### Task details
For every line in the data below that contains "akcji", copy the line.

(Collected data)
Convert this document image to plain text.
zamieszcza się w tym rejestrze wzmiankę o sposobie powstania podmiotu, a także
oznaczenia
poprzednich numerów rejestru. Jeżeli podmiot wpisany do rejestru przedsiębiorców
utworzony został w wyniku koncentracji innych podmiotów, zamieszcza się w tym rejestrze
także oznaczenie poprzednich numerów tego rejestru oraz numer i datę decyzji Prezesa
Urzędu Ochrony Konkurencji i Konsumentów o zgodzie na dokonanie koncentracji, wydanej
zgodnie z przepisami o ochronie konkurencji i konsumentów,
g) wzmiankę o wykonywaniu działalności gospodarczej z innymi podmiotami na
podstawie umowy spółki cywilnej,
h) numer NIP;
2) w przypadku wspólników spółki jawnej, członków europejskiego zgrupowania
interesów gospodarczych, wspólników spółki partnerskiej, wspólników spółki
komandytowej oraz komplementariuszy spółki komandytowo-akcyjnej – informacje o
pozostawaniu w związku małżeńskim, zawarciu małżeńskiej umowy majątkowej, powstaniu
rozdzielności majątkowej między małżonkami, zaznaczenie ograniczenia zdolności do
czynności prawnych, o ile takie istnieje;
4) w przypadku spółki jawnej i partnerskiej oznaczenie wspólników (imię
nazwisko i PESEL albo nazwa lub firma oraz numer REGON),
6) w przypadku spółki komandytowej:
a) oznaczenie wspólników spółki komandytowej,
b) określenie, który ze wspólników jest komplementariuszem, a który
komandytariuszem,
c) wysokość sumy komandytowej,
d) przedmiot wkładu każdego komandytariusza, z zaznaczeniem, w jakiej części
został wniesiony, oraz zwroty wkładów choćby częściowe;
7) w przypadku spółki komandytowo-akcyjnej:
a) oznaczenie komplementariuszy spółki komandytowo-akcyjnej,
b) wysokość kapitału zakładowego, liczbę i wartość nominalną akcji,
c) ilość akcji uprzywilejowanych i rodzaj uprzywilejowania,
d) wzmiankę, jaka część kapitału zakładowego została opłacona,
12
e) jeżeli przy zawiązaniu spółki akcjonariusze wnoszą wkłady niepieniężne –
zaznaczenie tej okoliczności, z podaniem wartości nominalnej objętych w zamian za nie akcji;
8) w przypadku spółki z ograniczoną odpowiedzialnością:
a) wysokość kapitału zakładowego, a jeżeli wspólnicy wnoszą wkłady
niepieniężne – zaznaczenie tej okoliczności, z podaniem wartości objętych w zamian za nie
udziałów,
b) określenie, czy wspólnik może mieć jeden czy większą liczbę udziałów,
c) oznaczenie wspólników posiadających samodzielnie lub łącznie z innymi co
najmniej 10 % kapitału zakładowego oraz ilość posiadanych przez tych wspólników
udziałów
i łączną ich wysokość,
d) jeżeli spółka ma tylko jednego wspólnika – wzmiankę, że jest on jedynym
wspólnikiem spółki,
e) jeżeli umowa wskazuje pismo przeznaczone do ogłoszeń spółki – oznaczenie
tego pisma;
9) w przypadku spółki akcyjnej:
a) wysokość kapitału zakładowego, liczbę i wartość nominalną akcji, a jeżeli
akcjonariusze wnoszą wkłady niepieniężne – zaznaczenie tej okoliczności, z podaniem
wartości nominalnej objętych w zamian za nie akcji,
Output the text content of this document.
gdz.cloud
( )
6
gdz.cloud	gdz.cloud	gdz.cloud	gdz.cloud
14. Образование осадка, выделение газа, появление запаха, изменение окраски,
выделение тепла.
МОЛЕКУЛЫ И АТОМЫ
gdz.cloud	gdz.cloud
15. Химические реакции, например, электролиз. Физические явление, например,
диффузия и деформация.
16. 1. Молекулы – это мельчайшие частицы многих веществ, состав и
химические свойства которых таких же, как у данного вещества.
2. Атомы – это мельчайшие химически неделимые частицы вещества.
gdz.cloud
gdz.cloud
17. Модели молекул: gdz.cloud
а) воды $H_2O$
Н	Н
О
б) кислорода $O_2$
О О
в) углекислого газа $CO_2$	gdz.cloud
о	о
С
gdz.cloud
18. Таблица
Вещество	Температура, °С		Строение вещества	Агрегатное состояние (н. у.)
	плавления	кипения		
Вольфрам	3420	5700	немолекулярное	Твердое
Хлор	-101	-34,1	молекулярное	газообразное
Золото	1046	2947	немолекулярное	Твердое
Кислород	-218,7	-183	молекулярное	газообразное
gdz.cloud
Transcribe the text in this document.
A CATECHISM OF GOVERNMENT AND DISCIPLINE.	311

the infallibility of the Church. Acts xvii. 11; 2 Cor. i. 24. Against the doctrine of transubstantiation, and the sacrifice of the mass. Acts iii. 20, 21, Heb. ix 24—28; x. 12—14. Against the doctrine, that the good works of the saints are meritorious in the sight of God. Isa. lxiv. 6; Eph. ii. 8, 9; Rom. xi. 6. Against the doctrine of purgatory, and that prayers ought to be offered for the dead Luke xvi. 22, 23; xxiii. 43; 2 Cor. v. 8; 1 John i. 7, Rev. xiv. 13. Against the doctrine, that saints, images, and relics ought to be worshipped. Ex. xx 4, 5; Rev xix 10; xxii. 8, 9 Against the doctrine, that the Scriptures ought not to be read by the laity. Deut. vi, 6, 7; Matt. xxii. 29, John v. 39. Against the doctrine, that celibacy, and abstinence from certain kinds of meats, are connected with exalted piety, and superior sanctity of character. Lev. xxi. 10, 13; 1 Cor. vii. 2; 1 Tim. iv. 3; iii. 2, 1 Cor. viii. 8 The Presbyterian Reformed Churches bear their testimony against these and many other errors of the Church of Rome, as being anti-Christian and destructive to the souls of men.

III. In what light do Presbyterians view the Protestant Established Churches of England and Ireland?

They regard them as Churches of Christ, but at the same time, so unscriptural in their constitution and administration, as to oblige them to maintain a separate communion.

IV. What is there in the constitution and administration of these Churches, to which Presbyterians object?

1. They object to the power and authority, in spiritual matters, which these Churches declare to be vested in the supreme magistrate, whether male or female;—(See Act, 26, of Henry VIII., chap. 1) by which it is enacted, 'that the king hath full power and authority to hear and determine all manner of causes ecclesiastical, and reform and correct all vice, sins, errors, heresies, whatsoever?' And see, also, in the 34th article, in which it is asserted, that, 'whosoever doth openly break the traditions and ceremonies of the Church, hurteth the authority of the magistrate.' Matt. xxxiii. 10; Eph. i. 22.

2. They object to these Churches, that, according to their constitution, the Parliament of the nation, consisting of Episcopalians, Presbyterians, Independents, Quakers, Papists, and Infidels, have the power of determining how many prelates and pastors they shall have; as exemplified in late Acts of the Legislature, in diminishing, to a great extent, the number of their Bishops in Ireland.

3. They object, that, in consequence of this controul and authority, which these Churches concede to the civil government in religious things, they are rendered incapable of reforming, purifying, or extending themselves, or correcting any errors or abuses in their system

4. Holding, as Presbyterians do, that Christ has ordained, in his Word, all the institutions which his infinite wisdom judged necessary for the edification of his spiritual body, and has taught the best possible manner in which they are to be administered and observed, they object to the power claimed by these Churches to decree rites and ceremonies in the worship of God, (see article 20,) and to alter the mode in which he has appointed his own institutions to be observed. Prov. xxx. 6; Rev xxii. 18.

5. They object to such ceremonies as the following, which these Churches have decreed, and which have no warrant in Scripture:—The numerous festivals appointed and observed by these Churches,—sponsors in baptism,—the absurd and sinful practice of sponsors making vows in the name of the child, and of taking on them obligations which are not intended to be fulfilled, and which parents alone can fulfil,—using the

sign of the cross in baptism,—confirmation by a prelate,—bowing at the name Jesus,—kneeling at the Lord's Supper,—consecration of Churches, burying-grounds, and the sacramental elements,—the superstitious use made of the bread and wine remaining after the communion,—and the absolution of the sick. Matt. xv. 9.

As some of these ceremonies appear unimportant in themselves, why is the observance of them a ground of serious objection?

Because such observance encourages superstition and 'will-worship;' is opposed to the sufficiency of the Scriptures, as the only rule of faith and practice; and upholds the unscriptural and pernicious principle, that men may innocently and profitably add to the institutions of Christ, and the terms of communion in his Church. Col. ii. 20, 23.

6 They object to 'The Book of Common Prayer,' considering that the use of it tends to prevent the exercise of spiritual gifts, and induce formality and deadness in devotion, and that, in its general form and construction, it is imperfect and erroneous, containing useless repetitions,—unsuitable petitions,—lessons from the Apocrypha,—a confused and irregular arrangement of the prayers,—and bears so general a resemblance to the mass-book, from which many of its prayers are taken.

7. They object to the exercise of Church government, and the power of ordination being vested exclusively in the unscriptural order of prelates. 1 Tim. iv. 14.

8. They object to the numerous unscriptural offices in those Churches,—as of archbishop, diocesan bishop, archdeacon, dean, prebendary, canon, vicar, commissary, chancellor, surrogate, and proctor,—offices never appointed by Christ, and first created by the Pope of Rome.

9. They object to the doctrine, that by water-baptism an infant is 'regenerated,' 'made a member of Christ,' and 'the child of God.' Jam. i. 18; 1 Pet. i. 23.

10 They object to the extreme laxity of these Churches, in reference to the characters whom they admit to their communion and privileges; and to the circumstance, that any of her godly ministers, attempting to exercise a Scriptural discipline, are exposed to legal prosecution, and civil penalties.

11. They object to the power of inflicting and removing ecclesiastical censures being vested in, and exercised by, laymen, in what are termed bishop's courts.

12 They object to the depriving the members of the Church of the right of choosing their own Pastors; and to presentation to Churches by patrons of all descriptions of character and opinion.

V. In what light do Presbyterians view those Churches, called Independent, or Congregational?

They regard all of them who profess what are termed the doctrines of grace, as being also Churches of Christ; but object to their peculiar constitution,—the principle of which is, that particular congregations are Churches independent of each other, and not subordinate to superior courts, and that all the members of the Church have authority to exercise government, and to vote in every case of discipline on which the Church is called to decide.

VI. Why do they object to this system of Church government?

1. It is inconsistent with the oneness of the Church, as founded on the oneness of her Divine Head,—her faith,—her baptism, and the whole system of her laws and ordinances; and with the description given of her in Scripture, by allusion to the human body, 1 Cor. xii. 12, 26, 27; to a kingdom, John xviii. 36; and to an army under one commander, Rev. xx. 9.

### Full solution
b) wysokość kapitału zakładowego, liczbę i wartość nominalną akcji,
c) ilość akcji uprzywilejowanych i rodzaj uprzywilejowania,
zaznaczenie tej okoliczności, z podaniem wartości nominalnej objętych w zamian za nie akcji;
a) wysokość kapitału zakładowego, liczbę i wartość nominalną akcji, a jeżeli
wartości nominalnej objętych w zamian za nie akcji,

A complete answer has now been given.